SHORT TASK. Filter the entries that follow, copying every line in which the word "from" appears.

SUPPLIED RECORDS.
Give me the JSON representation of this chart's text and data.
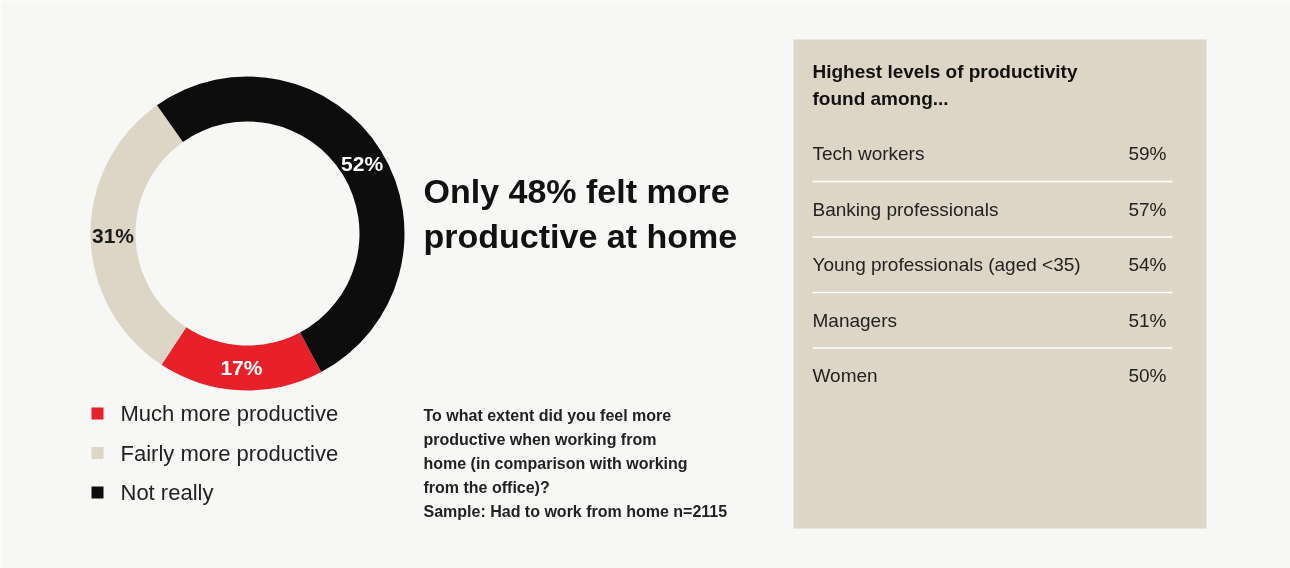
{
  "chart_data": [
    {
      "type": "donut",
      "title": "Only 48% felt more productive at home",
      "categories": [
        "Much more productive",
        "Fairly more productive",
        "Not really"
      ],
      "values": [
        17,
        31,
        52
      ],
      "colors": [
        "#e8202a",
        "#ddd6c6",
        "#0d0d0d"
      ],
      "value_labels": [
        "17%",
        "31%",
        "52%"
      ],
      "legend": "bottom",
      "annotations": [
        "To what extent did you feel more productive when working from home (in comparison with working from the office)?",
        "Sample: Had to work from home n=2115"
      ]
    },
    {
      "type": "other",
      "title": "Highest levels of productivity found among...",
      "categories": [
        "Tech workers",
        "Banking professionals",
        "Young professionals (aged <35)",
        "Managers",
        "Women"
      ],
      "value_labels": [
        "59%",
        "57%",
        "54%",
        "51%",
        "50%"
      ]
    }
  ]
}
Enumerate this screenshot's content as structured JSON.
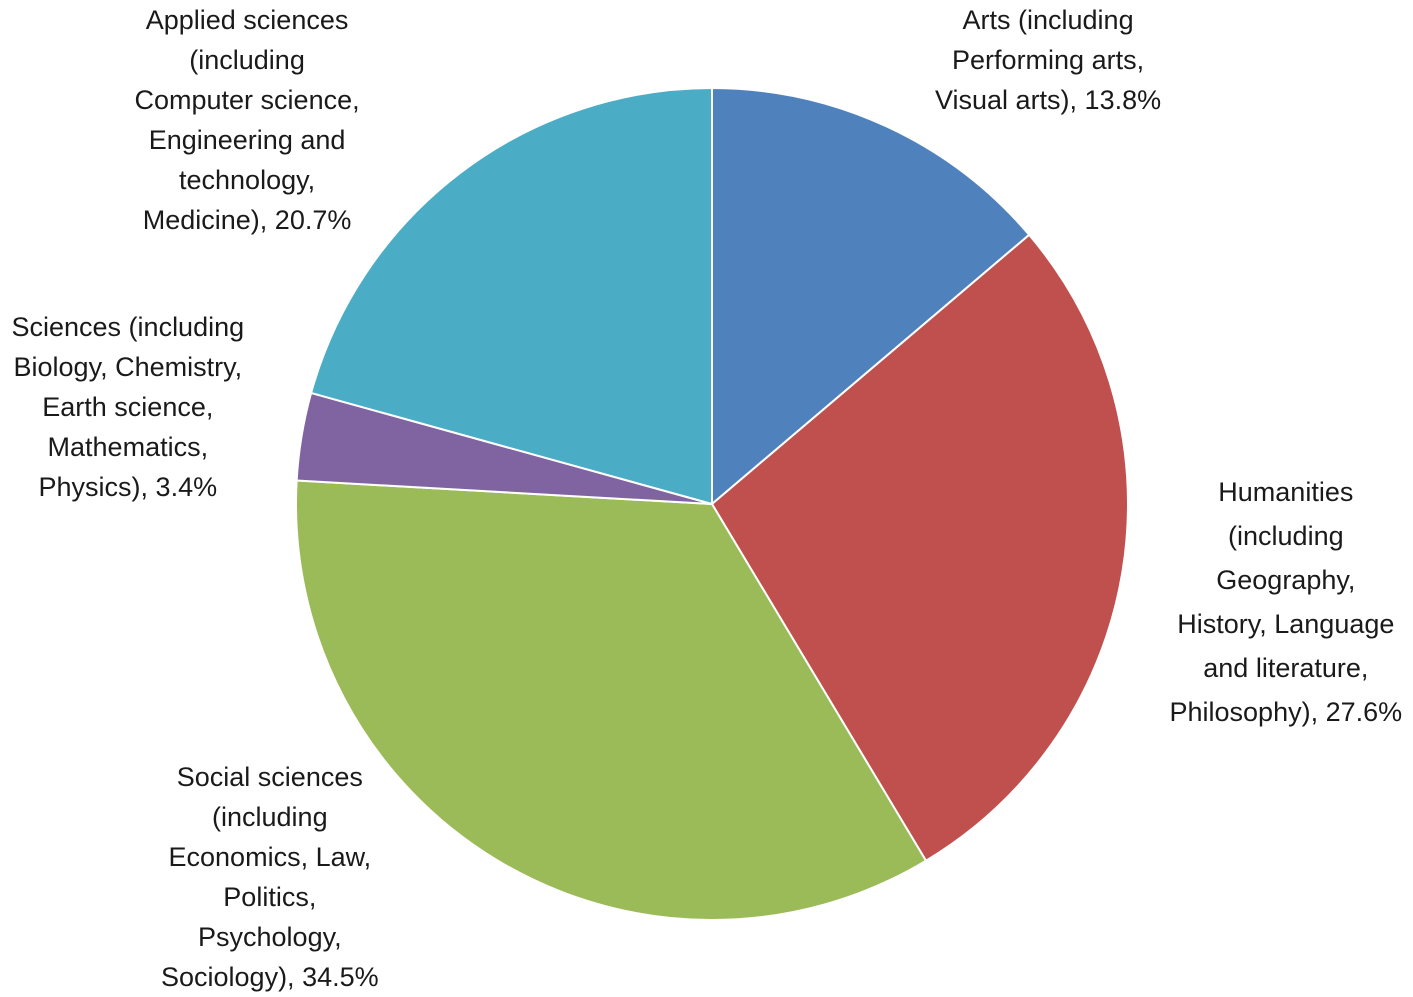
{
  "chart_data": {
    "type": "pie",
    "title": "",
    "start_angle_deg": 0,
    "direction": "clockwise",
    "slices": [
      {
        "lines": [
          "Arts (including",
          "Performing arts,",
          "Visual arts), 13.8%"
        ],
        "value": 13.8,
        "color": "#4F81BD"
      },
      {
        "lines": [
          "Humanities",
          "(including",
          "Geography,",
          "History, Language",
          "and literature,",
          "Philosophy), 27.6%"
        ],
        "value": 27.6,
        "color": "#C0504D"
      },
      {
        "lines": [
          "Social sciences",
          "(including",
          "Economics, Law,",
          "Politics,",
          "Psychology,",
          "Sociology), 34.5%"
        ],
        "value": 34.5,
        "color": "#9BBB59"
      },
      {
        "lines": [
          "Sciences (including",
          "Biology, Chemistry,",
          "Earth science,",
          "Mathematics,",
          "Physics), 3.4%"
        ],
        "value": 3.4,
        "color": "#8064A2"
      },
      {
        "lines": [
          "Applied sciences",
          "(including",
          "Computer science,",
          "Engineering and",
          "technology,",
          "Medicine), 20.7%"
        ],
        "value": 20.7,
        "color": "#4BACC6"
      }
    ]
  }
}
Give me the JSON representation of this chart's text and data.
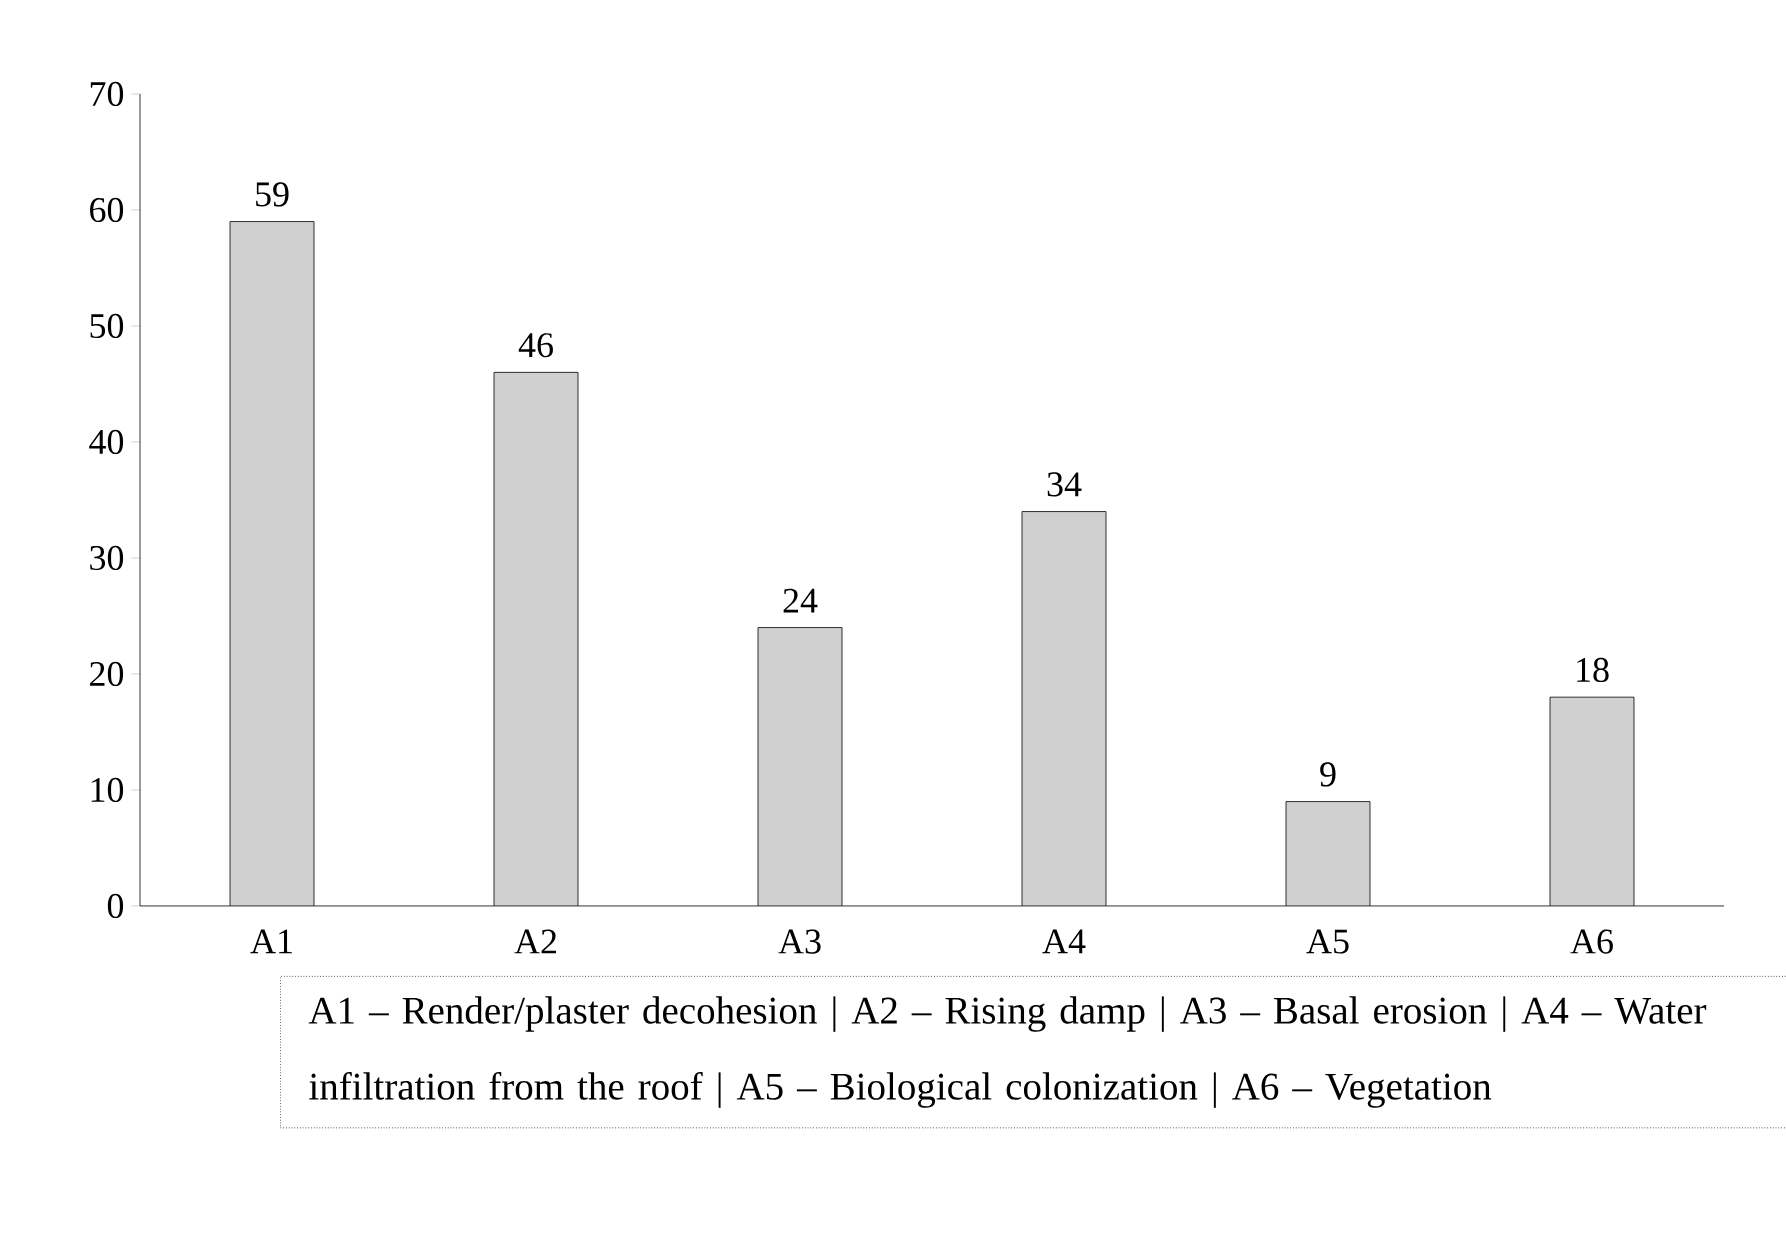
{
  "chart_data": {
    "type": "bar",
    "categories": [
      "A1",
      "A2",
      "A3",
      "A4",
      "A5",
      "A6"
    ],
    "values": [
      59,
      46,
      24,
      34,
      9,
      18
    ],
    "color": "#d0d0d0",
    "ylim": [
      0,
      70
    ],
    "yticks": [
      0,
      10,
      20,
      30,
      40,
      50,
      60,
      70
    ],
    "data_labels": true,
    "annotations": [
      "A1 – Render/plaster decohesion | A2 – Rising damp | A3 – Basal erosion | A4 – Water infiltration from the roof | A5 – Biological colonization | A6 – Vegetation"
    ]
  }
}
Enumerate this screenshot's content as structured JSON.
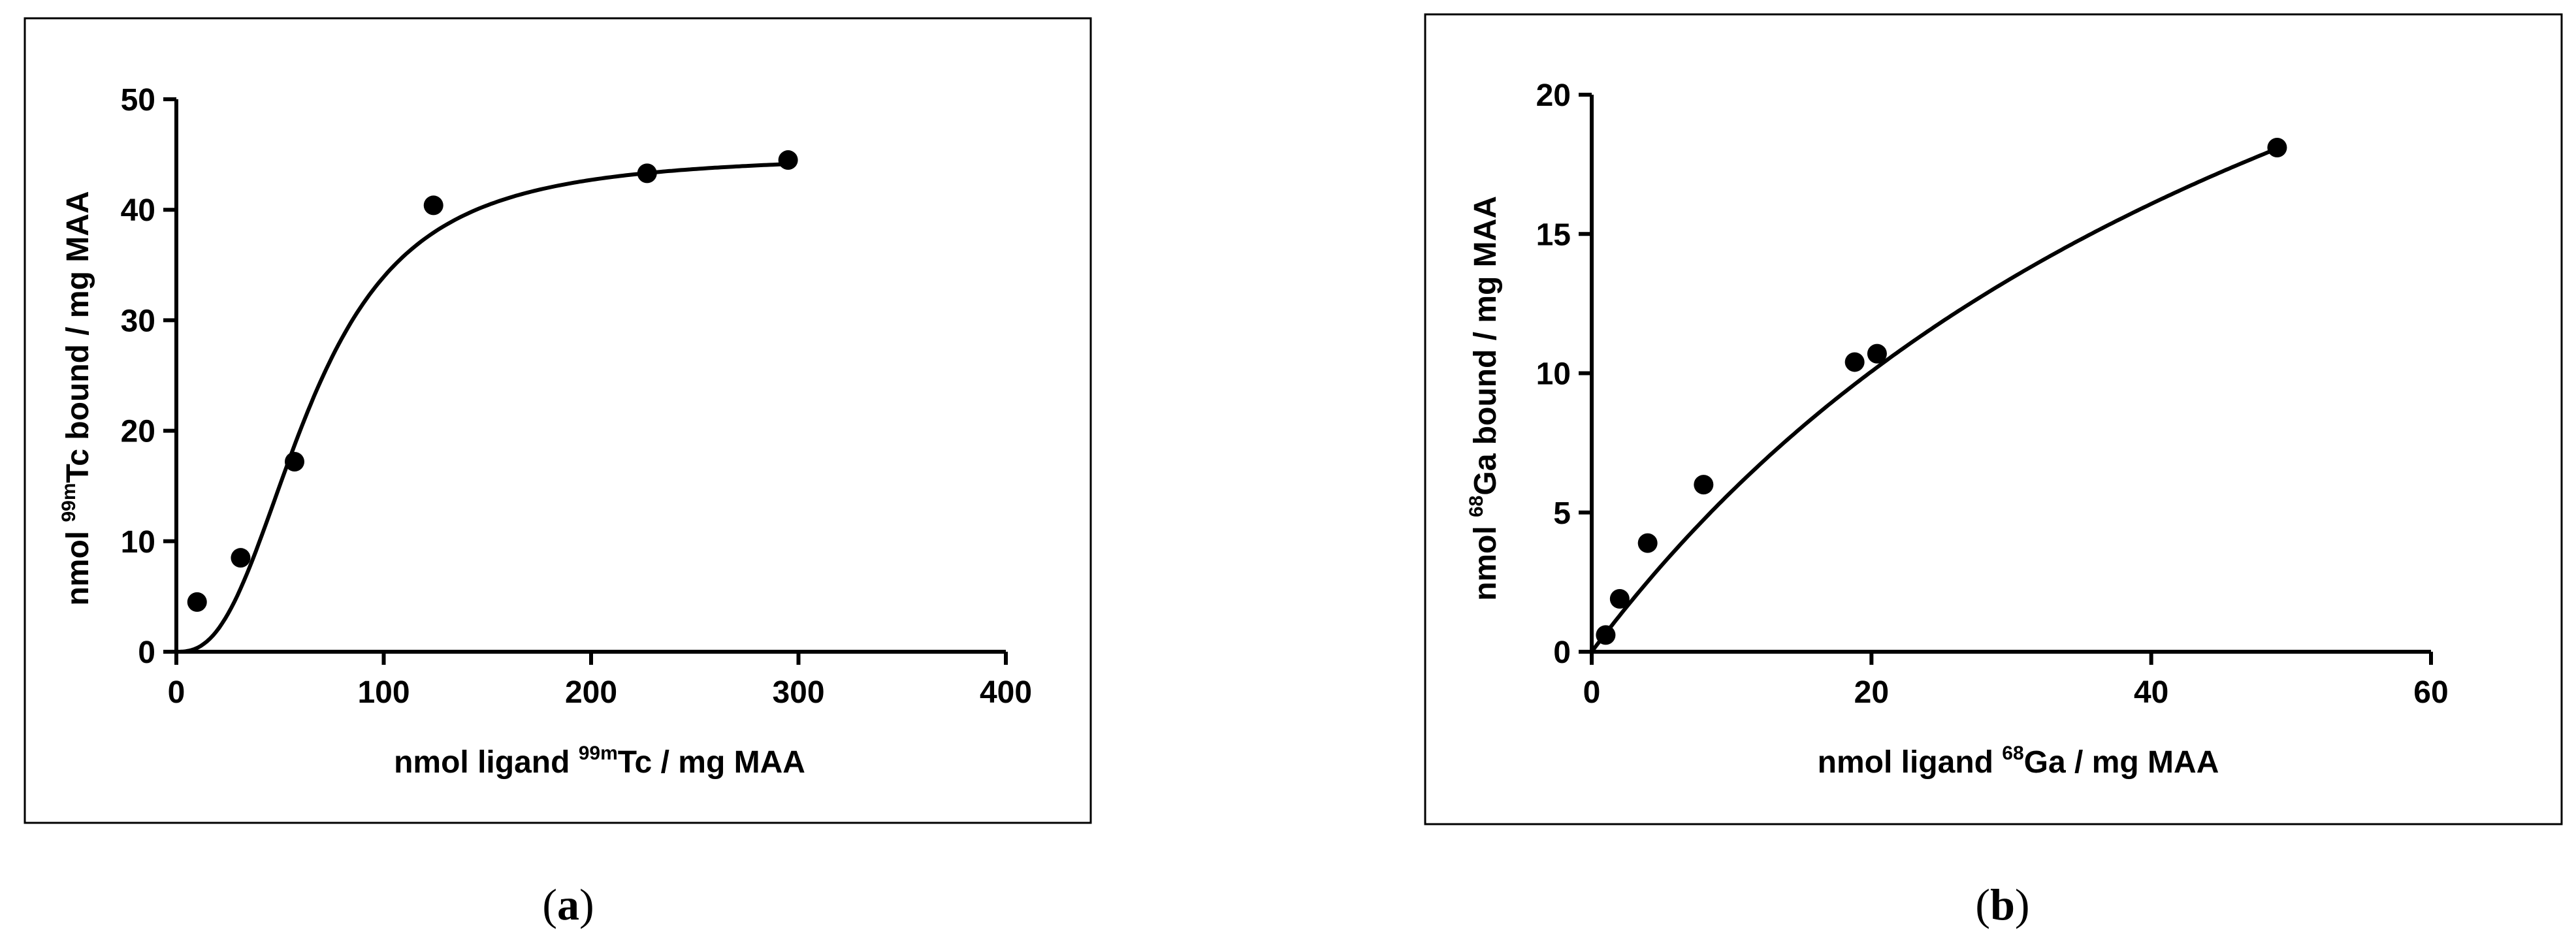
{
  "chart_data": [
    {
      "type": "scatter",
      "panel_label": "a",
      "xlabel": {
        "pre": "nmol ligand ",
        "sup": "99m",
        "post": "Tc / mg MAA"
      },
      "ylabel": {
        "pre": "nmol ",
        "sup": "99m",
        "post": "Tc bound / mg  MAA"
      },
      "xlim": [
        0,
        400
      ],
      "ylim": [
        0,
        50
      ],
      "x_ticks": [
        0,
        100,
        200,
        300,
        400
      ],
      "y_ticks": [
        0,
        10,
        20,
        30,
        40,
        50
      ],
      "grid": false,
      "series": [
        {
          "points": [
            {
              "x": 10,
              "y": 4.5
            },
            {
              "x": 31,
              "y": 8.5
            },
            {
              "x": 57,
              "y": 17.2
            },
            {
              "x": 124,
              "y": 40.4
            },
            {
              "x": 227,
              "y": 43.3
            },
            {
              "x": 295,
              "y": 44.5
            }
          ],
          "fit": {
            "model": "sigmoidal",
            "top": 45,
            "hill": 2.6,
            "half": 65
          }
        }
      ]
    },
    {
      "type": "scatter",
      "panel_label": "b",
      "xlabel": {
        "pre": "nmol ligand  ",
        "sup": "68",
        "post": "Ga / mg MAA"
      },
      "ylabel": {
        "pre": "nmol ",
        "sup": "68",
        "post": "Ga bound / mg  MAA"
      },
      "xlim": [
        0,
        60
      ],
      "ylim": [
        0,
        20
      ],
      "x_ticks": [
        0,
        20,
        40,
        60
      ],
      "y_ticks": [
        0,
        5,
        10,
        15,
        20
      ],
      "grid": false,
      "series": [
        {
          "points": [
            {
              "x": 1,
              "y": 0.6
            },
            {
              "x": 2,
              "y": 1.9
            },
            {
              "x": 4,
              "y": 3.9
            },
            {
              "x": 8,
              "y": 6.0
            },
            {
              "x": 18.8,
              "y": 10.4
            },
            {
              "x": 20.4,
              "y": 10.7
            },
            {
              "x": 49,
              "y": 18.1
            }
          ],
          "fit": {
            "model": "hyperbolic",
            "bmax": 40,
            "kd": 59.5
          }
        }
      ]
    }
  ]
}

TASK ANSWER.
        "To what extent did you feel more productive when working from home (in comparison with working from the office)?",
        "Sample: Had to work from home n=2115"
      "A1 – Render/plaster decohesion | A2 – Rising damp | A3 – Basal erosion | A4 – Water infiltration from the roof | A5 – Biological colonization | A6 – Vegetation"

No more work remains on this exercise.